* AIM OF THE EXERCISE: Return the entries below verbatim. Pictures stay out.

* PROVIDED MATERIAL:
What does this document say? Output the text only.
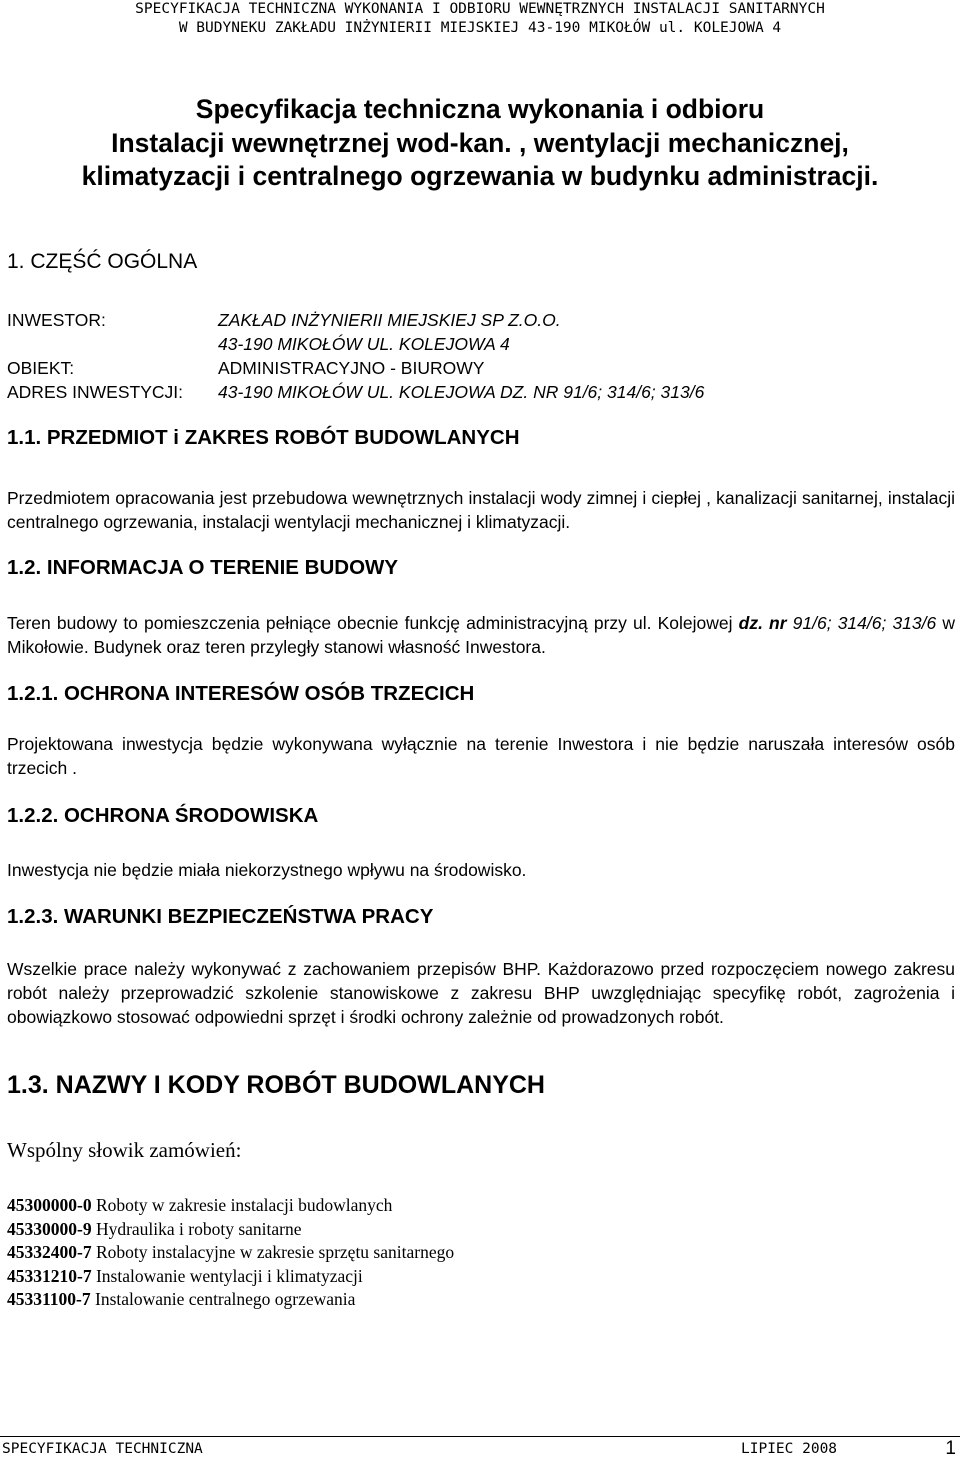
SPECYFIKACJA TECHNICZNA WYKONANIA I ODBIORU WEWNĘTRZNYCH INSTALACJI SANITARNYCH
W BUDYNEKU ZAKŁADU INŻYNIERII MIEJSKIEJ 43-190 MIKOŁÓW ul. KOLEJOWA 4
Specyfikacja techniczna wykonania i odbioru
Instalacji wewnętrznej wod-kan. , wentylacji mechanicznej,
klimatyzacji i centralnego ogrzewania w budynku administracji.
1. CZĘŚĆ OGÓLNA
INWESTOR:	ZAKŁAD INŻYNIERII MIEJSKIEJ SP Z.O.O.
43-190 MIKOŁÓW UL. KOLEJOWA 4
OBIEKT:	ADMINISTRACYJNO - BIUROWY
ADRES INWESTYCJI: 43-190 MIKOŁÓW UL. KOLEJOWA DZ. NR 91/6; 314/6; 313/6
1.1. PRZEDMIOT i ZAKRES ROBÓT BUDOWLANYCH
Przedmiotem opracowania jest przebudowa wewnętrznych instalacji wody zimnej i ciepłej , kanalizacji sanitarnej, instalacji centralnego ogrzewania, instalacji wentylacji mechanicznej i klimatyzacji.
1.2. INFORMACJA O TERENIE BUDOWY
Teren budowy to pomieszczenia pełniące obecnie funkcję administracyjną przy ul. Kolejowej dz. nr 91/6; 314/6; 313/6 w Mikołowie. Budynek oraz teren przyległy stanowi własność Inwestora.
1.2.1. OCHRONA INTERESÓW OSÓB TRZECICH
Projektowana inwestycja będzie wykonywana wyłącznie na terenie Inwestora i nie będzie naruszała interesów osób trzecich .
1.2.2. OCHRONA ŚRODOWISKA
Inwestycja nie będzie miała niekorzystnego wpływu na środowisko.
1.2.3. WARUNKI BEZPIECZEŃSTWA PRACY
Wszelkie prace należy wykonywać z zachowaniem przepisów BHP. Każdorazowo przed rozpoczęciem nowego zakresu robót należy przeprowadzić szkolenie stanowiskowe z zakresu BHP uwzględniając specyfikę robót, zagrożenia i obowiązkowo stosować odpowiedni sprzęt i środki ochrony zależnie od prowadzonych robót.
1.3. NAZWY I KODY ROBÓT BUDOWLANYCH
Wspólny słowik zamówień:
45300000-0 Roboty w zakresie instalacji budowlanych
45330000-9 Hydraulika i roboty sanitarne
45332400-7 Roboty instalacyjne w zakresie sprzętu sanitarnego
45331210-7 Instalowanie wentylacji i klimatyzacji
45331100-7 Instalowanie centralnego ogrzewania
SPECYFIKACJA TECHNICZNA	LIPIEC 2008	1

* RESPONSE TO THIS EXERCISE:
What does this document say? Output the text only.
SPECYFIKACJA TECHNICZNA WYKONANIA I ODBIORU WEWNĘTRZNYCH INSTALACJI SANITARNYCH
W BUDYNEKU ZAKŁADU INŻYNIERII MIEJSKIEJ 43-190 MIKOŁÓW ul. KOLEJOWA 4
Specyfikacja techniczna wykonania i odbioru
Instalacji wewnętrznej wod-kan. , wentylacji mechanicznej,
klimatyzacji i centralnego ogrzewania w budynku administracji.
1. CZĘŚĆ OGÓLNA
INWESTOR:	ZAKŁAD INŻYNIERII MIEJSKIEJ SP Z.O.O.
43-190 MIKOŁÓW UL. KOLEJOWA 4
OBIEKT:	ADMINISTRACYJNO - BIUROWY
ADRES INWESTYCJI: 43-190 MIKOŁÓW UL. KOLEJOWA DZ. NR 91/6; 314/6; 313/6
1.1. PRZEDMIOT i ZAKRES ROBÓT BUDOWLANYCH
Przedmiotem opracowania jest przebudowa wewnętrznych instalacji wody zimnej i ciepłej , kanalizacji sanitarnej, instalacji centralnego ogrzewania, instalacji wentylacji mechanicznej i klimatyzacji.
1.2. INFORMACJA O TERENIE BUDOWY
Teren budowy to pomieszczenia pełniące obecnie funkcję administracyjną przy ul. Kolejowej dz. nr 91/6; 314/6; 313/6 w Mikołowie. Budynek oraz teren przyległy stanowi własność Inwestora.
1.2.1. OCHRONA INTERESÓW OSÓB TRZECICH
Projektowana inwestycja będzie wykonywana wyłącznie na terenie Inwestora i nie będzie naruszała interesów osób trzecich .
1.2.2. OCHRONA ŚRODOWISKA
Inwestycja nie będzie miała niekorzystnego wpływu na środowisko.
1.2.3. WARUNKI BEZPIECZEŃSTWA PRACY
Wszelkie prace należy wykonywać z zachowaniem przepisów BHP. Każdorazowo przed rozpoczęciem nowego zakresu robót należy przeprowadzić szkolenie stanowiskowe z zakresu BHP uwzględniając specyfikę robót, zagrożenia i obowiązkowo stosować odpowiedni sprzęt i środki ochrony zależnie od prowadzonych robót.
1.3. NAZWY I KODY ROBÓT BUDOWLANYCH
Wspólny słowik zamówień:
45300000-0 Roboty w zakresie instalacji budowlanych
45330000-9 Hydraulika i roboty sanitarne
45332400-7 Roboty instalacyjne w zakresie sprzętu sanitarnego
45331210-7 Instalowanie wentylacji i klimatyzacji
45331100-7 Instalowanie centralnego ogrzewania
SPECYFIKACJA TECHNICZNA	LIPIEC 2008	1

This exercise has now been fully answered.